### Written request
Copy every line from the records below that holds the word "ylabel".

### Stored records
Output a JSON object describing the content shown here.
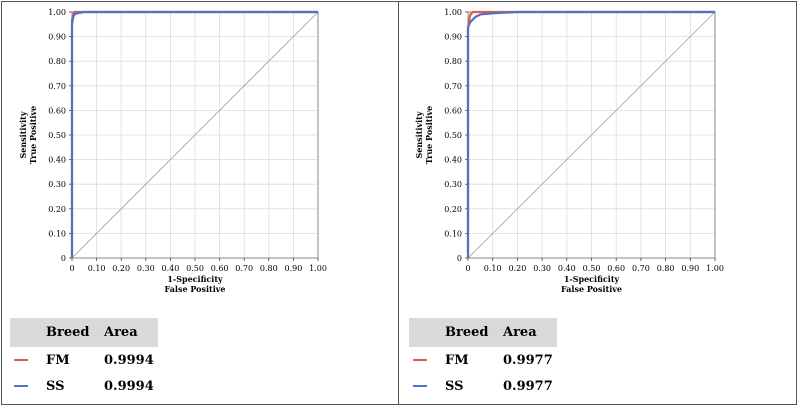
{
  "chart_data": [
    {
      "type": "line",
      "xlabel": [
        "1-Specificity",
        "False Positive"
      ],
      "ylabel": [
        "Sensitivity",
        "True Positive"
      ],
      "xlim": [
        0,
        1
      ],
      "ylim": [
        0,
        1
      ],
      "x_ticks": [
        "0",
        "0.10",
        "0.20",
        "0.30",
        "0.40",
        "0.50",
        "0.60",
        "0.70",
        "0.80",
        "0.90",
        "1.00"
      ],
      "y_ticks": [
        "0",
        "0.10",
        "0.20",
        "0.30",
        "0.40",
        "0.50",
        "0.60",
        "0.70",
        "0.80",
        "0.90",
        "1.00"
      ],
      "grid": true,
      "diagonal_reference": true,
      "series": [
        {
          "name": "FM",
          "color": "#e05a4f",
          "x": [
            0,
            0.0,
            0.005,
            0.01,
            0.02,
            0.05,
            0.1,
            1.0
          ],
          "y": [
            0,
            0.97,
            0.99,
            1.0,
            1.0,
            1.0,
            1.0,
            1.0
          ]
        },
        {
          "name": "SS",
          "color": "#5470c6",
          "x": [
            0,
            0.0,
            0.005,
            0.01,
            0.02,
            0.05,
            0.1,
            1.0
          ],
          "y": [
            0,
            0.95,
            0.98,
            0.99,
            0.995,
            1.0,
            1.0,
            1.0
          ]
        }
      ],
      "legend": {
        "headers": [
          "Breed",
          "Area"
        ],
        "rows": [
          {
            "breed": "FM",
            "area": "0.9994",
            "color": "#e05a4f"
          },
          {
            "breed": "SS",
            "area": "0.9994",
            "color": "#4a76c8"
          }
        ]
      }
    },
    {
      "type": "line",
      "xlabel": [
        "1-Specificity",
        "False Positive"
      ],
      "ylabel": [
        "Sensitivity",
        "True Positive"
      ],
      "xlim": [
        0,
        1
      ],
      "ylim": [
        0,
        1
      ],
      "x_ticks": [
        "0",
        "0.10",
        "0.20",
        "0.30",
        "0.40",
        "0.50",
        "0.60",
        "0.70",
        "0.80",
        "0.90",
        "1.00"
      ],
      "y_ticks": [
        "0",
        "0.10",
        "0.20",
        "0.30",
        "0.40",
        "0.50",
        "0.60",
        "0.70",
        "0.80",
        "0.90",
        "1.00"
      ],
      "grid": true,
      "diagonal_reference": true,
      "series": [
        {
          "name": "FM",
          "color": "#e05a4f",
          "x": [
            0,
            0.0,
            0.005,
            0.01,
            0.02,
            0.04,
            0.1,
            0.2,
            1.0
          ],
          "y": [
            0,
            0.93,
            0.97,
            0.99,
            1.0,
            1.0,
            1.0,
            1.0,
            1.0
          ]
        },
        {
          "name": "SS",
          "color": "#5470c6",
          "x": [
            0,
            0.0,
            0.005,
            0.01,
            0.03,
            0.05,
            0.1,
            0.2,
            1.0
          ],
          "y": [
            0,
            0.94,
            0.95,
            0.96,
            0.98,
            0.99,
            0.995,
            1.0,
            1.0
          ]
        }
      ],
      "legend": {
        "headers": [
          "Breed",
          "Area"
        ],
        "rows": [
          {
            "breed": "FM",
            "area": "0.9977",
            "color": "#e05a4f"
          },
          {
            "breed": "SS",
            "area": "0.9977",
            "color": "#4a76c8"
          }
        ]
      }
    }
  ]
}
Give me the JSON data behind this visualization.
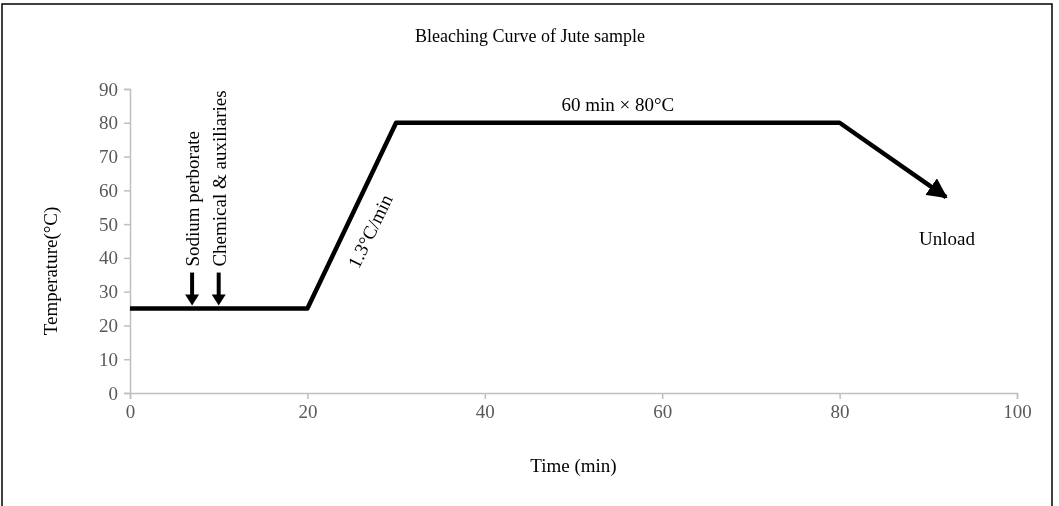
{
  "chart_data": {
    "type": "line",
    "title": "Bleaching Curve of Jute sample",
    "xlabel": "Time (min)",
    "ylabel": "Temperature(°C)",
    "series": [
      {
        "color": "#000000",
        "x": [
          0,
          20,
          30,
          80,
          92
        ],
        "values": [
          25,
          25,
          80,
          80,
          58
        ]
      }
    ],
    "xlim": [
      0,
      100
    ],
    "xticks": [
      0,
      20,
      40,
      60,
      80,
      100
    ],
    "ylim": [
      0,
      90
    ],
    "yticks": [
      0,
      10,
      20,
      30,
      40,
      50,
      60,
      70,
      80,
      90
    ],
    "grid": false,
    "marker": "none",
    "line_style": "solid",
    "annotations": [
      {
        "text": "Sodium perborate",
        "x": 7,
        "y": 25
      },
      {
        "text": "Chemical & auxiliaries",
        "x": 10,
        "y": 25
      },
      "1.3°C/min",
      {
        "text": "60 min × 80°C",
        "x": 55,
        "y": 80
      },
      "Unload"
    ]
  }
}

* * *

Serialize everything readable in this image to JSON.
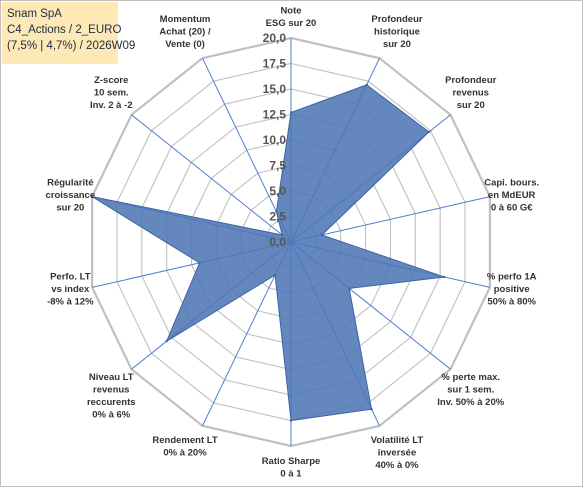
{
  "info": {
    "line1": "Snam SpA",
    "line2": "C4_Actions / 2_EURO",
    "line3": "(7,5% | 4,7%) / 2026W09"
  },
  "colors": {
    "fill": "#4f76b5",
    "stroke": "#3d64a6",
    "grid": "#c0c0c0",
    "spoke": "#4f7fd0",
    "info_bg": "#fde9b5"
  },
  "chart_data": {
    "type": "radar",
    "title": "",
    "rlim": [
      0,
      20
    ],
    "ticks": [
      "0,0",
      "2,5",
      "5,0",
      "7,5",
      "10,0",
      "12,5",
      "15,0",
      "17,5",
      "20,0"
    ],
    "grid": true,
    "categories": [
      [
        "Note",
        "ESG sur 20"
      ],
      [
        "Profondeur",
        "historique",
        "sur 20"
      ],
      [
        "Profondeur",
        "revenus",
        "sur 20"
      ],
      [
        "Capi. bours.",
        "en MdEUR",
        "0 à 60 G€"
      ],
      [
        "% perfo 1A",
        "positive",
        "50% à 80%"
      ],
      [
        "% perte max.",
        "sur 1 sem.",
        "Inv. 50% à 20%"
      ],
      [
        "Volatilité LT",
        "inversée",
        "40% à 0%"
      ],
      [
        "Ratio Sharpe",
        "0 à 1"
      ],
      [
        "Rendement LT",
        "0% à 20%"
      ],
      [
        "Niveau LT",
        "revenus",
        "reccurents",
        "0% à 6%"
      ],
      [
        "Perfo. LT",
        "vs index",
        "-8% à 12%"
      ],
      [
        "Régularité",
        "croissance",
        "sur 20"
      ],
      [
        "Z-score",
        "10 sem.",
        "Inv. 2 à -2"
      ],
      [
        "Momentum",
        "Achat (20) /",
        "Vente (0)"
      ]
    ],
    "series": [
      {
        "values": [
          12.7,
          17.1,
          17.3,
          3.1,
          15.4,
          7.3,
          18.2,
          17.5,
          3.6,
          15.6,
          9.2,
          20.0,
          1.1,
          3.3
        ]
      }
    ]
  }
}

--

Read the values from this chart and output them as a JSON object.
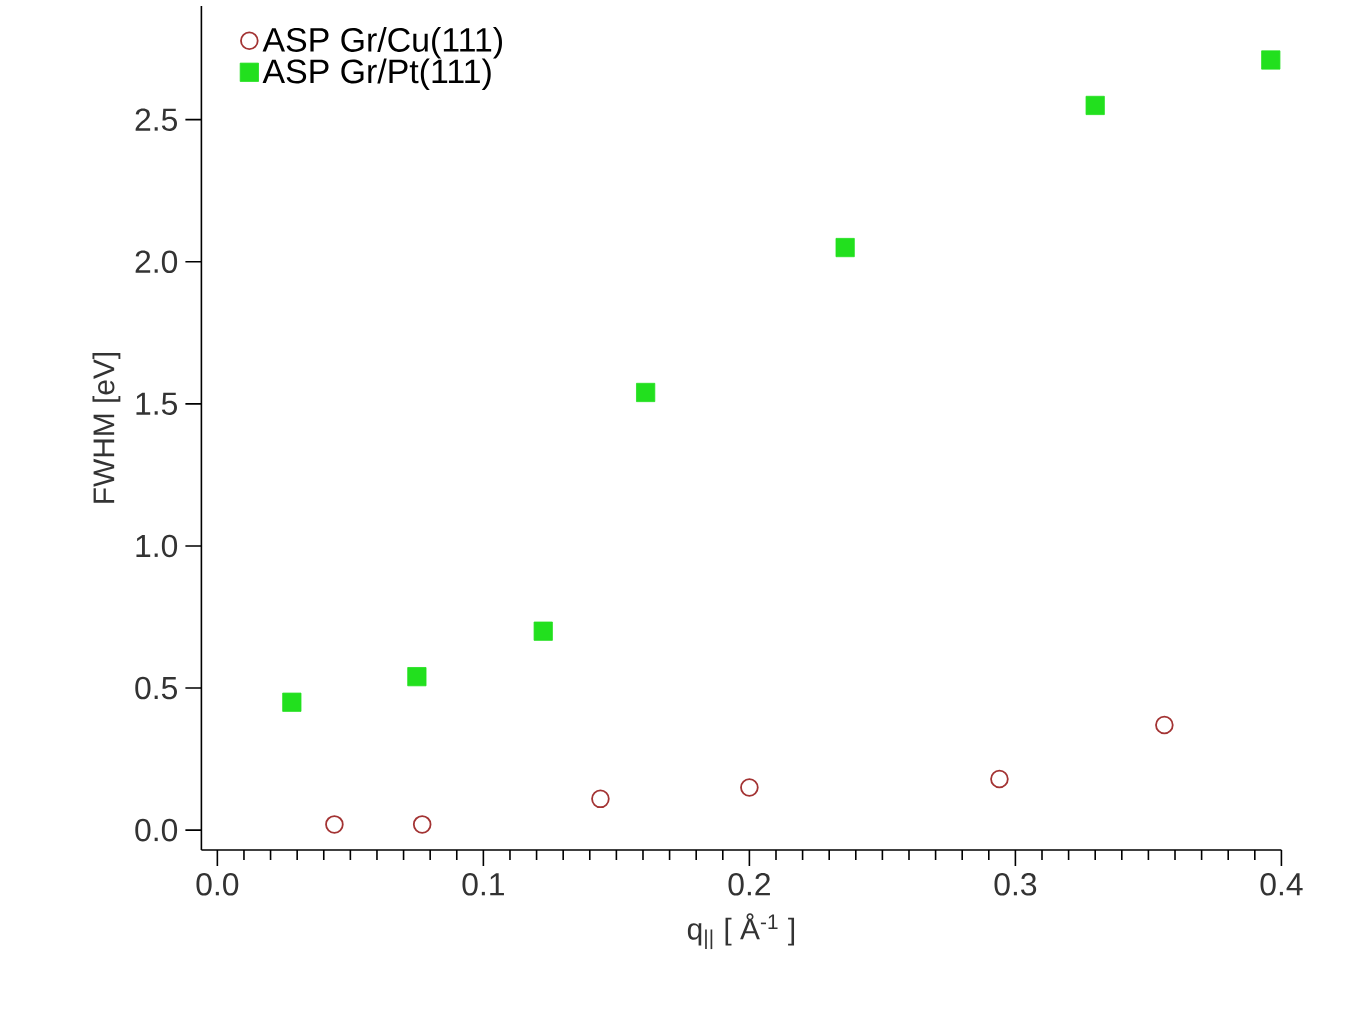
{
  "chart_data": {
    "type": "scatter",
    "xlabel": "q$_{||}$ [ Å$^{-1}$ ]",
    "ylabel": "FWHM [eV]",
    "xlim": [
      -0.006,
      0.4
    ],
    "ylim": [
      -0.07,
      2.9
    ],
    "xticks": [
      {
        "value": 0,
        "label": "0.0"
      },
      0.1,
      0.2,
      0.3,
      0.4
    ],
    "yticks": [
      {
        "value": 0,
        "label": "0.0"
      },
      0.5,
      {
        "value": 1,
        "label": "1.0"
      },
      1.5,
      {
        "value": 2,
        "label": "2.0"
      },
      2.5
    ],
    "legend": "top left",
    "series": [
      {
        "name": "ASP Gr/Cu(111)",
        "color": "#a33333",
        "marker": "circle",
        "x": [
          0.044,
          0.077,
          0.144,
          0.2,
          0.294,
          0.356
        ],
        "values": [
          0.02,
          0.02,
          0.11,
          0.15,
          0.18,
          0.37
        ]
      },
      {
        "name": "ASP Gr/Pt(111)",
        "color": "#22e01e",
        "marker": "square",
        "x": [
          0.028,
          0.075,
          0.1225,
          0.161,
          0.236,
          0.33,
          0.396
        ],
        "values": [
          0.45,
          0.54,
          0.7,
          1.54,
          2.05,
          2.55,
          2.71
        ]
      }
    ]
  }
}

### Correct response
      "ylabel": [
      "ylabel": [
    "ylabel": "Temperature(°C)",
    "ylabel": "FWHM [eV]",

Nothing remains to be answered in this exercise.